WHAT IS REQUIRED >> Starting at the line with "What text is on this page?", transcribe each line through the final one, both included, and add nothing.

DATA FOR PROCESSING >>
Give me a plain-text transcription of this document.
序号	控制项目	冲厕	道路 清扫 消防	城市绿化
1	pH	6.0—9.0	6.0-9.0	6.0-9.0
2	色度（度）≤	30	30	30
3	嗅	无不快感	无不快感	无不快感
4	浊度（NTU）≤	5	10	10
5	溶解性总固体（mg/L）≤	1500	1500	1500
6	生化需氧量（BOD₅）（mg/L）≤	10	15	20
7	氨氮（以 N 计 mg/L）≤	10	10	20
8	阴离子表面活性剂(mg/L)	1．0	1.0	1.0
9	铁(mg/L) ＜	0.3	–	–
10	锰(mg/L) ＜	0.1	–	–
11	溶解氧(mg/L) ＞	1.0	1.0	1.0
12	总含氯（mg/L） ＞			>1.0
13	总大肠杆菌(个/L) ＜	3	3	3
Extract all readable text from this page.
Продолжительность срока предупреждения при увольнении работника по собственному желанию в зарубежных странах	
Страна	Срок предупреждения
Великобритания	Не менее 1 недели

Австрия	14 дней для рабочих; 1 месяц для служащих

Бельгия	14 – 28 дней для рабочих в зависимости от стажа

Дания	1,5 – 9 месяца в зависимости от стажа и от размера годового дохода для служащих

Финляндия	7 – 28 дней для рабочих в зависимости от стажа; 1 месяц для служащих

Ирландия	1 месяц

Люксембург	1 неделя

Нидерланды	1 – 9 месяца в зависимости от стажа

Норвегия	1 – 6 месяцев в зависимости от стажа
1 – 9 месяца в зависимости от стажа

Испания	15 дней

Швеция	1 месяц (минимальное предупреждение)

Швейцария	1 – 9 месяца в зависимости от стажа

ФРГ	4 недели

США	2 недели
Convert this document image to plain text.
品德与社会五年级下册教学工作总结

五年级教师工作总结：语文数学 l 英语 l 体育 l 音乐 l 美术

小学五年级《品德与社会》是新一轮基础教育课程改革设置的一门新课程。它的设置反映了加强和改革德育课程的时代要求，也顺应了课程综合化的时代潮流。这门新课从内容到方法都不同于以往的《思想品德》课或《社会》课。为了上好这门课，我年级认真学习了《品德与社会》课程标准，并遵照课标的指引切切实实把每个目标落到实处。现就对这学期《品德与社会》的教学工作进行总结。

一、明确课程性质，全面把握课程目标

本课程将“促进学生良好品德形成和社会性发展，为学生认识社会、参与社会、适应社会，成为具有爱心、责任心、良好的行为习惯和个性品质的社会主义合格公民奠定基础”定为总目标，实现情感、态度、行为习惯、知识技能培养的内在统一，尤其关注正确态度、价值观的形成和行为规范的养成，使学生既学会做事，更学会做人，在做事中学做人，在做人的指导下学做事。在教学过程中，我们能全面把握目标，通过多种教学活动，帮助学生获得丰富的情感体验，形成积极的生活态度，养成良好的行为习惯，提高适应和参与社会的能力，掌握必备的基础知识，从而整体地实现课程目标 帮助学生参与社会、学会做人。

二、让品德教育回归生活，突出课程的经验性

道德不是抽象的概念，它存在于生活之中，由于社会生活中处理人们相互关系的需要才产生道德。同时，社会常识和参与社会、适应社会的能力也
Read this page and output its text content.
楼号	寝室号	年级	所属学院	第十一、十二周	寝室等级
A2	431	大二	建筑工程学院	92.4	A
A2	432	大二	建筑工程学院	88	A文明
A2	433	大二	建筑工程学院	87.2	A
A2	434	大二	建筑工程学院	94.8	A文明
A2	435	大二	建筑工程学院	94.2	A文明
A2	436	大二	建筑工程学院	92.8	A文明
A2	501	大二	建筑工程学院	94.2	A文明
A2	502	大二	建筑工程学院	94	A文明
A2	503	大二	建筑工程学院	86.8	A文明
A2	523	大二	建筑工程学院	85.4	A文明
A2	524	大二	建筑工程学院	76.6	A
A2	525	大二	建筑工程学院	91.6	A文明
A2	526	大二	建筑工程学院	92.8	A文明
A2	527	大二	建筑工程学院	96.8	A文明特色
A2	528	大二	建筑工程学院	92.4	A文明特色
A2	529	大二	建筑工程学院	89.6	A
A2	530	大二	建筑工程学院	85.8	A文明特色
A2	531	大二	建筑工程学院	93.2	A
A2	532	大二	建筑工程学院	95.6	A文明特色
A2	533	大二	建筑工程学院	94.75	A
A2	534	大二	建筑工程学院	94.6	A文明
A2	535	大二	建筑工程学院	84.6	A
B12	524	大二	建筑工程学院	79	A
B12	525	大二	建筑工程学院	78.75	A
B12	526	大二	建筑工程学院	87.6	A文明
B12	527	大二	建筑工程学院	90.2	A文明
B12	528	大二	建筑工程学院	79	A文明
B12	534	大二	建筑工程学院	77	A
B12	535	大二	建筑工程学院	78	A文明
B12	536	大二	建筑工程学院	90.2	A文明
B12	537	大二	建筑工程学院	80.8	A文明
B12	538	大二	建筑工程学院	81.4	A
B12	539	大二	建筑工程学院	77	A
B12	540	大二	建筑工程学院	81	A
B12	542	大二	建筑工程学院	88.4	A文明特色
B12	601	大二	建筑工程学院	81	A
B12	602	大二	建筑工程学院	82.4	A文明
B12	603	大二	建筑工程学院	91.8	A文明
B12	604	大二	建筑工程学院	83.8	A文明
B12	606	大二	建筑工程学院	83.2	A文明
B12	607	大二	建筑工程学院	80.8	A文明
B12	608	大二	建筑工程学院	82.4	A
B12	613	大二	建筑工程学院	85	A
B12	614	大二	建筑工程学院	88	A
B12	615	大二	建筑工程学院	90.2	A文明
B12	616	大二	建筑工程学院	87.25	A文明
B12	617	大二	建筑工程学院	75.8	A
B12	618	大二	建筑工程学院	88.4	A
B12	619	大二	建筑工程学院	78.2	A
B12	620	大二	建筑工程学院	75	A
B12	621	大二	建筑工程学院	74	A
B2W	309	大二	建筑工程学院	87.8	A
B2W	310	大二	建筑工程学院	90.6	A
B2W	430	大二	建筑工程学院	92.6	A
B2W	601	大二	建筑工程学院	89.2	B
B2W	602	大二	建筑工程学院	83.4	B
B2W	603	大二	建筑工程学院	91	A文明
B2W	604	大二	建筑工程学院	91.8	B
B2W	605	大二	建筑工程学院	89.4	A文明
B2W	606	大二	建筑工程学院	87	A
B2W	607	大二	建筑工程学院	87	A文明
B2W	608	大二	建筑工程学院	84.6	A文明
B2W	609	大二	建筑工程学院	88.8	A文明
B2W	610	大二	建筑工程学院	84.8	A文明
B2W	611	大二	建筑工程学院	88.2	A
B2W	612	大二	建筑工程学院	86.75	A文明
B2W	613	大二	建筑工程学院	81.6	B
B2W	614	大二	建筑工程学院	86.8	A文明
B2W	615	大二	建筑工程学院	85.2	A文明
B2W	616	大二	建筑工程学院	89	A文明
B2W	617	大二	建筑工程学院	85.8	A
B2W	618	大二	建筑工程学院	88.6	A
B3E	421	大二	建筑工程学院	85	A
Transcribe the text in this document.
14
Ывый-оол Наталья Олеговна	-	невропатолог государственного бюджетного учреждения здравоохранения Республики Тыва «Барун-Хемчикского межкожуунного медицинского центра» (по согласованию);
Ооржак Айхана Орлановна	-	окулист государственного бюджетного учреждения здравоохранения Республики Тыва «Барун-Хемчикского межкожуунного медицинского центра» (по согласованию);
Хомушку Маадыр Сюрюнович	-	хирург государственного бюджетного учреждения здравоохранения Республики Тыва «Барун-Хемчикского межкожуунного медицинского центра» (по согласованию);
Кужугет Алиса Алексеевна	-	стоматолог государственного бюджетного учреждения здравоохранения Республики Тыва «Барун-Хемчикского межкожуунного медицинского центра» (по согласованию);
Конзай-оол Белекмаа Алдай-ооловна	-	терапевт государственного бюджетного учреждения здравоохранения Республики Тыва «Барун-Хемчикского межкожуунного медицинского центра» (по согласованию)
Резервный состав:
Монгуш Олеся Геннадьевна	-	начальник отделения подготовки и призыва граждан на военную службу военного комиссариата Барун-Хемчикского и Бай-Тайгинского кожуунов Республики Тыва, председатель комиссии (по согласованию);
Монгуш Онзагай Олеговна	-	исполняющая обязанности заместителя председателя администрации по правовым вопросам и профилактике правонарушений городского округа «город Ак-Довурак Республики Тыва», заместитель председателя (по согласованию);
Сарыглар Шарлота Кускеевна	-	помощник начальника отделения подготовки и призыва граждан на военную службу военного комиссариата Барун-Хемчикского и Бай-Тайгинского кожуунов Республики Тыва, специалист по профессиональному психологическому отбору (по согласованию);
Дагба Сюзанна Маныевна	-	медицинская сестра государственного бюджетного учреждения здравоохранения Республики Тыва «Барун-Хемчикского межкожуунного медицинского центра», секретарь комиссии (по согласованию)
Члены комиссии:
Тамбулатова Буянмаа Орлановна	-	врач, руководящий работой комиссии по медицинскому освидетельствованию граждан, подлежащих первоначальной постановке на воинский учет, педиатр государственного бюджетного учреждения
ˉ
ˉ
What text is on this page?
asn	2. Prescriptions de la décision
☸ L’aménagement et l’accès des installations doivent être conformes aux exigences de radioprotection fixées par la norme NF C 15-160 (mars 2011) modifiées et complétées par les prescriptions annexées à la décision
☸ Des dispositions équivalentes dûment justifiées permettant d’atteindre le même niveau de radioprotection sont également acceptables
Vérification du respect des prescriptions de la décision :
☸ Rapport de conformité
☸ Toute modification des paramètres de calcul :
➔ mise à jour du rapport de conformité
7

REPLY TO THE EXERCISE >>
What text is on this page?
asn	2. Prescriptions de la décision
☸ L’aménagement et l’accès des installations doivent être conformes aux exigences de radioprotection fixées par la norme NF C 15-160 (mars 2011) modifiées et complétées par les prescriptions annexées à la décision
☸ Des dispositions équivalentes dûment justifiées permettant d’atteindre le même niveau de radioprotection sont également acceptables
Vérification du respect des prescriptions de la décision :
☸ Rapport de conformité
☸ Toute modification des paramètres de calcul :
➔ mise à jour du rapport de conformité
7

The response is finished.